<<<<

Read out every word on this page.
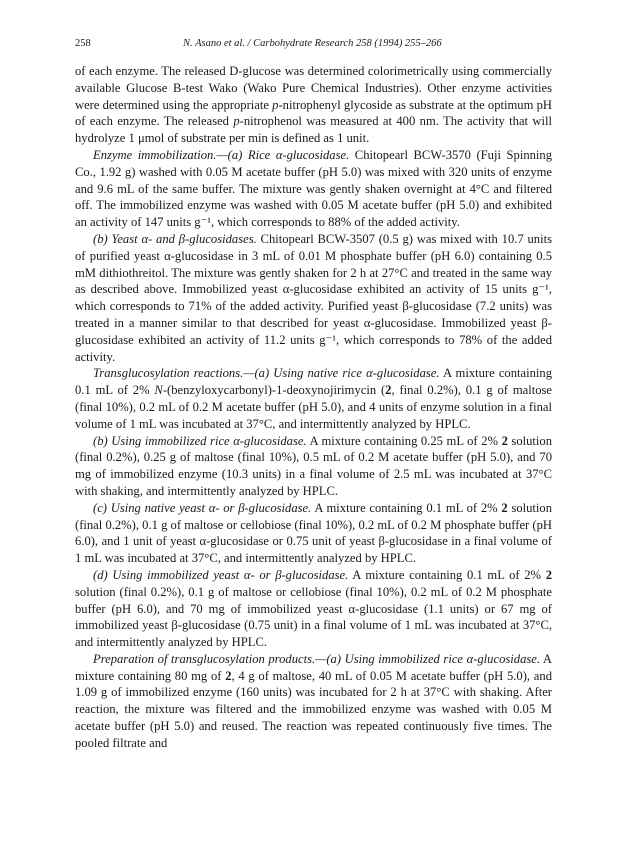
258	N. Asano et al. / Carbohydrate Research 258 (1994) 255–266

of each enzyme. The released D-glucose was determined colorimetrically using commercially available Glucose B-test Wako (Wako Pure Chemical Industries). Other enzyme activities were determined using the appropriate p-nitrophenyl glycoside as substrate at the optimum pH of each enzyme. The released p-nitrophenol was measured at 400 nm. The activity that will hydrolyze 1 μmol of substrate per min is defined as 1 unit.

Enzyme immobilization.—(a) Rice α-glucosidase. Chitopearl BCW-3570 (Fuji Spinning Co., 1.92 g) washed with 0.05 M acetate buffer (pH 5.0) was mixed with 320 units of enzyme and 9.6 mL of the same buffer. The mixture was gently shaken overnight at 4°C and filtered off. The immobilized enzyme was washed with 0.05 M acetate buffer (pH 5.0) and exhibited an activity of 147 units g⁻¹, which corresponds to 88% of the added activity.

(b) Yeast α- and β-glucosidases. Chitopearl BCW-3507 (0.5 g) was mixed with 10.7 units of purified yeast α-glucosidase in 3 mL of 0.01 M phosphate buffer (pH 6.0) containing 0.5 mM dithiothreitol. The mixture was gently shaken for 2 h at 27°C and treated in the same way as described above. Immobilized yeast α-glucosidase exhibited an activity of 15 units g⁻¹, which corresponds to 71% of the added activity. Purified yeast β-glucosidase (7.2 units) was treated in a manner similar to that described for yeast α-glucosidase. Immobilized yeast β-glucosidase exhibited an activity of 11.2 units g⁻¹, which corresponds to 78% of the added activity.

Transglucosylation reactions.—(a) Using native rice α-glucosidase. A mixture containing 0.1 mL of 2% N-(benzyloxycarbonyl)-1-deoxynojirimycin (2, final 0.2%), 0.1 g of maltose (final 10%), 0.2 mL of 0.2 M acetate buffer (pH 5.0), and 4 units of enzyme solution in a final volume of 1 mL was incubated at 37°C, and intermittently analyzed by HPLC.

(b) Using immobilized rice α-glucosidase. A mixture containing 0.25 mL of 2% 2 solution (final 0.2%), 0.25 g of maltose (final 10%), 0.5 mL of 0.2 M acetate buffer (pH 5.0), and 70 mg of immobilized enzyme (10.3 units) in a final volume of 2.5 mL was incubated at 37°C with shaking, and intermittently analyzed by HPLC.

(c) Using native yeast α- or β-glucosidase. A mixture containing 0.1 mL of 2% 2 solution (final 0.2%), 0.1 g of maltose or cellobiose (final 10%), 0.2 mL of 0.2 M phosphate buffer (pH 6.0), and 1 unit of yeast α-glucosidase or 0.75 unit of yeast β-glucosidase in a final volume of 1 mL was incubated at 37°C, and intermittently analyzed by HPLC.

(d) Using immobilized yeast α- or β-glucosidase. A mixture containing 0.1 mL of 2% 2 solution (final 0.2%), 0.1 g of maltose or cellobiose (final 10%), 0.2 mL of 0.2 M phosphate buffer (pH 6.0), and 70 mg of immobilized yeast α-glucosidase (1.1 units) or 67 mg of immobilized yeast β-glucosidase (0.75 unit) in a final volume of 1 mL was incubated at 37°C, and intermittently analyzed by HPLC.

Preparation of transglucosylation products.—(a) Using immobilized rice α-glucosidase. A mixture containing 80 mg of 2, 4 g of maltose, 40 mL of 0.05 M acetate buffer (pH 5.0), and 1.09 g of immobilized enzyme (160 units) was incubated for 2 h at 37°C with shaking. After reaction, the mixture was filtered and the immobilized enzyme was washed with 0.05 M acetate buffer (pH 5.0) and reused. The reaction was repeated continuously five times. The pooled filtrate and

>>>>
<<<<

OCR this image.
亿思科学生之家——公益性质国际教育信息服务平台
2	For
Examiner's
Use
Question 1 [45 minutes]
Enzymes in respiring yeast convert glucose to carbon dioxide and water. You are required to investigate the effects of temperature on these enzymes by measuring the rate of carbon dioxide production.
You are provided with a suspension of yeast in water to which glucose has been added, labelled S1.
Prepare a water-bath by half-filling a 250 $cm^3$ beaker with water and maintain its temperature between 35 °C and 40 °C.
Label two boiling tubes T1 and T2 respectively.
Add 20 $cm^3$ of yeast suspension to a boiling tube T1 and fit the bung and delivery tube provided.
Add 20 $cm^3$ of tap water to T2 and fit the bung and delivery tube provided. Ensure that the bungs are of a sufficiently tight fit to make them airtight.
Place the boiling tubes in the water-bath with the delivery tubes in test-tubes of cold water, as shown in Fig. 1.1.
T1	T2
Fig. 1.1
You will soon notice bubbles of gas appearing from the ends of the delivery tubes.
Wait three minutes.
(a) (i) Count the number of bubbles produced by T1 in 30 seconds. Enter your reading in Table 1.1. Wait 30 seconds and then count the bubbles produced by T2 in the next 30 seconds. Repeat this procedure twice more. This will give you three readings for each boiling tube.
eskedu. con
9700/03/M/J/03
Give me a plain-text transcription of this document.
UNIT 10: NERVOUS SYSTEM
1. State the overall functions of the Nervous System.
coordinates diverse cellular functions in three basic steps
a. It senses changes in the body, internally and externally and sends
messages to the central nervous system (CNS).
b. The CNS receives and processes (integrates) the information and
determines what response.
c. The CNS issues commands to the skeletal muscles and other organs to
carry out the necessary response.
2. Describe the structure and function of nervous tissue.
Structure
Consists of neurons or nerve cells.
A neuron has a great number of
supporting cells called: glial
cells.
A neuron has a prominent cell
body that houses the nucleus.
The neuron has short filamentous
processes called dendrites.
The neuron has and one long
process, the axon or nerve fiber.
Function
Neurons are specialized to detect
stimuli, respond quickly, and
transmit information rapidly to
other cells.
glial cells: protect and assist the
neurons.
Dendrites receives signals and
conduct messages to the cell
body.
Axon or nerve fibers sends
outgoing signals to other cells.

>>>>

• [Exercise aim] Filtering the entries above by the word "provided", copy each line that matches.

• [Worked solution]
You are provided with a suspension of yeast in water to which glucose has been added, labelled S1.
Add 20 $cm^3$ of yeast suspension to a boiling tube T1 and fit the bung and delivery tube provided.
Add 20 $cm^3$ of tap water to T2 and fit the bung and delivery tube provided. Ensure that the bungs are of a sufficiently tight fit to make them airtight.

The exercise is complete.